**Written instruction:** Below are some records. Say how many of their lines include the string "degli", giving only the number.

**Exercise data:**
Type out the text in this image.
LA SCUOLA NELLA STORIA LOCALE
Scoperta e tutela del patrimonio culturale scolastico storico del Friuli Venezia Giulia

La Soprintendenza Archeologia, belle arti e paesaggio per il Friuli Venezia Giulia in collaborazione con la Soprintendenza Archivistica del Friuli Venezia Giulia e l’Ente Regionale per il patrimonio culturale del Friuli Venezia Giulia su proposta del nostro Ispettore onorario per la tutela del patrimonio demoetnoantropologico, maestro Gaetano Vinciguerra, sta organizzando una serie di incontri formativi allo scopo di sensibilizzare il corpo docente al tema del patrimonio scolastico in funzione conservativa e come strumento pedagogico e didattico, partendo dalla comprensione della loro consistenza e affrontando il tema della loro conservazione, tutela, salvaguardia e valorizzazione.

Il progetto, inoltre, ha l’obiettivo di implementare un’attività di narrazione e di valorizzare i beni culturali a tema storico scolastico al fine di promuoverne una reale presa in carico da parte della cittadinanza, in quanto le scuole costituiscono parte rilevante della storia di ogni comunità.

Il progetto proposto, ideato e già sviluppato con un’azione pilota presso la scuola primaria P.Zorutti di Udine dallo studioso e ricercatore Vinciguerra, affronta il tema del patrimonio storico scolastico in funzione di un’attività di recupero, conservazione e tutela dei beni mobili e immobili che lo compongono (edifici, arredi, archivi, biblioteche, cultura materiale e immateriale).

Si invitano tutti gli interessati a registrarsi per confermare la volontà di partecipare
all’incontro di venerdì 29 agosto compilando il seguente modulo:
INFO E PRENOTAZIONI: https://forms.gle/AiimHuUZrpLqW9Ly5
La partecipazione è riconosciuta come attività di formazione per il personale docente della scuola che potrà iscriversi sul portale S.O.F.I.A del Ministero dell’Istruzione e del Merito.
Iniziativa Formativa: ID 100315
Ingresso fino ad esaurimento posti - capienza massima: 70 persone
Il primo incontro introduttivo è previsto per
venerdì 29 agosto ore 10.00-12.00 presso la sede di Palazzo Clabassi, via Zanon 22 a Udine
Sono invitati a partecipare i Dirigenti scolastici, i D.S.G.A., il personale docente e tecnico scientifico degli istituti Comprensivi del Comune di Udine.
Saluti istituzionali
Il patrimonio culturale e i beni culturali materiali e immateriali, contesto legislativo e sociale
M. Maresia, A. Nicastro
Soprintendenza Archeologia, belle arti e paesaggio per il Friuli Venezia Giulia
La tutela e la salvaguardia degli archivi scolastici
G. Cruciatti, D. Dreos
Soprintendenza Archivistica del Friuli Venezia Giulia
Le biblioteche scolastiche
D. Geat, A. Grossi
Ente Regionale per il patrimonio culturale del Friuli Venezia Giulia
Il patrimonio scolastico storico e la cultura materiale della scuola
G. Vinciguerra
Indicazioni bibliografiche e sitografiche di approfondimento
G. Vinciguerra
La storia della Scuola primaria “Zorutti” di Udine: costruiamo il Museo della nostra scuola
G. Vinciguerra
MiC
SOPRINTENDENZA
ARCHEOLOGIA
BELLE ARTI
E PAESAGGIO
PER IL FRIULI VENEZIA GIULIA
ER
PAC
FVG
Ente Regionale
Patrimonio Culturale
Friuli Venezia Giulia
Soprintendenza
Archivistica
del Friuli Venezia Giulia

**Solution to the exercise:** 2